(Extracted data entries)

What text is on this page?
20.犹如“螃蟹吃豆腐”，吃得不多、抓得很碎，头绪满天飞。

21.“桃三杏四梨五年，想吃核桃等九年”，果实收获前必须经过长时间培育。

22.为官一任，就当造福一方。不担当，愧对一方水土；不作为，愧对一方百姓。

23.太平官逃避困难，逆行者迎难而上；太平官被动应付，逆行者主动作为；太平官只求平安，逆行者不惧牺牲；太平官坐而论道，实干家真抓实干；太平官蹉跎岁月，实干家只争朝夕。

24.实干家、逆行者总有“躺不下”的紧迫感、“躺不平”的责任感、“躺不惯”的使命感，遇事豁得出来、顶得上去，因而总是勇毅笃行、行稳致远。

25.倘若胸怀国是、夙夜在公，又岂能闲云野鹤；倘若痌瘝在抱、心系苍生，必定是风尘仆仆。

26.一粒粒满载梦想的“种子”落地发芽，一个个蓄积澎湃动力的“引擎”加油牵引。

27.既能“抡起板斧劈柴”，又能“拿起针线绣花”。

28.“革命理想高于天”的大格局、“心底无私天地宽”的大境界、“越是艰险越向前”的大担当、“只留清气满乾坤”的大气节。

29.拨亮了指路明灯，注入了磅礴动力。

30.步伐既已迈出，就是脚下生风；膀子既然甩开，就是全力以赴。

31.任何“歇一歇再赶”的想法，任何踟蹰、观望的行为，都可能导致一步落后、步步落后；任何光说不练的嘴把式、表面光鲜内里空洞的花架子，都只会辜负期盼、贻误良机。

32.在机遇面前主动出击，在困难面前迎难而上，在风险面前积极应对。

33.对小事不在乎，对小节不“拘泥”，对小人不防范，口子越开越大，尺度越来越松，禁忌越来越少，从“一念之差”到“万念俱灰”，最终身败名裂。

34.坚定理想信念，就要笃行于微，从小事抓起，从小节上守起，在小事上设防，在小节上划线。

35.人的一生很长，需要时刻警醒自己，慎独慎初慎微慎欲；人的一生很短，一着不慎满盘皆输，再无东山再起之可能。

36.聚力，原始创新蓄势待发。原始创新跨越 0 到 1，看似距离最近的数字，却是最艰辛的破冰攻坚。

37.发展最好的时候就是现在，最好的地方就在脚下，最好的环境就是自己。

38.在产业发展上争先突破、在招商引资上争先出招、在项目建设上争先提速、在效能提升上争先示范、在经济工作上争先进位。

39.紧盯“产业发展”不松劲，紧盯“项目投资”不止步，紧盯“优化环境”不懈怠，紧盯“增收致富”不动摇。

**The exercise:**
Send back all of the entries exactly, with nothing missing.

**Answer to this problem:**
What text is on this page?
20.犹如“螃蟹吃豆腐”，吃得不多、抓得很碎，头绪满天飞。

21.“桃三杏四梨五年，想吃核桃等九年”，果实收获前必须经过长时间培育。

22.为官一任，就当造福一方。不担当，愧对一方水土；不作为，愧对一方百姓。

23.太平官逃避困难，逆行者迎难而上；太平官被动应付，逆行者主动作为；太平官只求平安，逆行者不惧牺牲；太平官坐而论道，实干家真抓实干；太平官蹉跎岁月，实干家只争朝夕。

24.实干家、逆行者总有“躺不下”的紧迫感、“躺不平”的责任感、“躺不惯”的使命感，遇事豁得出来、顶得上去，因而总是勇毅笃行、行稳致远。

25.倘若胸怀国是、夙夜在公，又岂能闲云野鹤；倘若痌瘝在抱、心系苍生，必定是风尘仆仆。

26.一粒粒满载梦想的“种子”落地发芽，一个个蓄积澎湃动力的“引擎”加油牵引。

27.既能“抡起板斧劈柴”，又能“拿起针线绣花”。

28.“革命理想高于天”的大格局、“心底无私天地宽”的大境界、“越是艰险越向前”的大担当、“只留清气满乾坤”的大气节。

29.拨亮了指路明灯，注入了磅礴动力。

30.步伐既已迈出，就是脚下生风；膀子既然甩开，就是全力以赴。

31.任何“歇一歇再赶”的想法，任何踟蹰、观望的行为，都可能导致一步落后、步步落后；任何光说不练的嘴把式、表面光鲜内里空洞的花架子，都只会辜负期盼、贻误良机。

32.在机遇面前主动出击，在困难面前迎难而上，在风险面前积极应对。

33.对小事不在乎，对小节不“拘泥”，对小人不防范，口子越开越大，尺度越来越松，禁忌越来越少，从“一念之差”到“万念俱灰”，最终身败名裂。

34.坚定理想信念，就要笃行于微，从小事抓起，从小节上守起，在小事上设防，在小节上划线。

35.人的一生很长，需要时刻警醒自己，慎独慎初慎微慎欲；人的一生很短，一着不慎满盘皆输，再无东山再起之可能。

36.聚力，原始创新蓄势待发。原始创新跨越 0 到 1，看似距离最近的数字，却是最艰辛的破冰攻坚。

37.发展最好的时候就是现在，最好的地方就在脚下，最好的环境就是自己。

38.在产业发展上争先突破、在招商引资上争先出招、在项目建设上争先提速、在效能提升上争先示范、在经济工作上争先进位。

39.紧盯“产业发展”不松劲，紧盯“项目投资”不止步，紧盯“优化环境”不懈怠，紧盯“增收致富”不动摇。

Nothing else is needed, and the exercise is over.